EXERCISE DESCRIPTION - All of the data needs to be repeated exactly.

DATA RECORDS -
○ ○ ○ ○ ○
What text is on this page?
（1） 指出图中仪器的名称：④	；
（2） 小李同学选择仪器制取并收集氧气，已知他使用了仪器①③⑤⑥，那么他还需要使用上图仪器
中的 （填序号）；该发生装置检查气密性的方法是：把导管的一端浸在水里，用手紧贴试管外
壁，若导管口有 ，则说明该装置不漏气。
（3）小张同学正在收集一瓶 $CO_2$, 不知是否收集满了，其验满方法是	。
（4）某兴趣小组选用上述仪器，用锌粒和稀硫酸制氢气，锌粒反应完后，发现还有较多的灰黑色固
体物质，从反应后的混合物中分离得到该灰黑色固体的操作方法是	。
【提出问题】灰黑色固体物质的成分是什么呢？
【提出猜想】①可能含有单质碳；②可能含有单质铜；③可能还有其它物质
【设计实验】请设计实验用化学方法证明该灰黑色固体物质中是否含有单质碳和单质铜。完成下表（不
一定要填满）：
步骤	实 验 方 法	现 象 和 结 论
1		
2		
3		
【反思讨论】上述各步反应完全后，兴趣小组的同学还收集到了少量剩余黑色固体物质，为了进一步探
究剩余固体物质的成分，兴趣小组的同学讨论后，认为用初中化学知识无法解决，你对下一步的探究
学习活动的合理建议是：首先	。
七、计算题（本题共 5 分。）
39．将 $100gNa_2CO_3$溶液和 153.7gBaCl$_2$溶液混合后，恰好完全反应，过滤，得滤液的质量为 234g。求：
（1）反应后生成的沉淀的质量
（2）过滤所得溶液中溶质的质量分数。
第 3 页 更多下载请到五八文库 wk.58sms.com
○ ○ ○ ○ ○
FINAL RESULT -
What text is on this page?
（1） 指出图中仪器的名称：④	；
（2） 小李同学选择仪器制取并收集氧气，已知他使用了仪器①③⑤⑥，那么他还需要使用上图仪器
中的 （填序号）；该发生装置检查气密性的方法是：把导管的一端浸在水里，用手紧贴试管外
壁，若导管口有 ，则说明该装置不漏气。
（3）小张同学正在收集一瓶 $CO_2$, 不知是否收集满了，其验满方法是	。
（4）某兴趣小组选用上述仪器，用锌粒和稀硫酸制氢气，锌粒反应完后，发现还有较多的灰黑色固
体物质，从反应后的混合物中分离得到该灰黑色固体的操作方法是	。
【提出问题】灰黑色固体物质的成分是什么呢？
【提出猜想】①可能含有单质碳；②可能含有单质铜；③可能还有其它物质
【设计实验】请设计实验用化学方法证明该灰黑色固体物质中是否含有单质碳和单质铜。完成下表（不
一定要填满）：
步骤	实 验 方 法	现 象 和 结 论
1		
2		
3		
【反思讨论】上述各步反应完全后，兴趣小组的同学还收集到了少量剩余黑色固体物质，为了进一步探
究剩余固体物质的成分，兴趣小组的同学讨论后，认为用初中化学知识无法解决，你对下一步的探究
学习活动的合理建议是：首先	。
七、计算题（本题共 5 分。）
39．将 $100gNa_2CO_3$溶液和 153.7gBaCl$_2$溶液混合后，恰好完全反应，过滤，得滤液的质量为 234g。求：
（1）反应后生成的沉淀的质量
（2）过滤所得溶液中溶质的质量分数。
第 3 页 更多下载请到五八文库 wk.58sms.com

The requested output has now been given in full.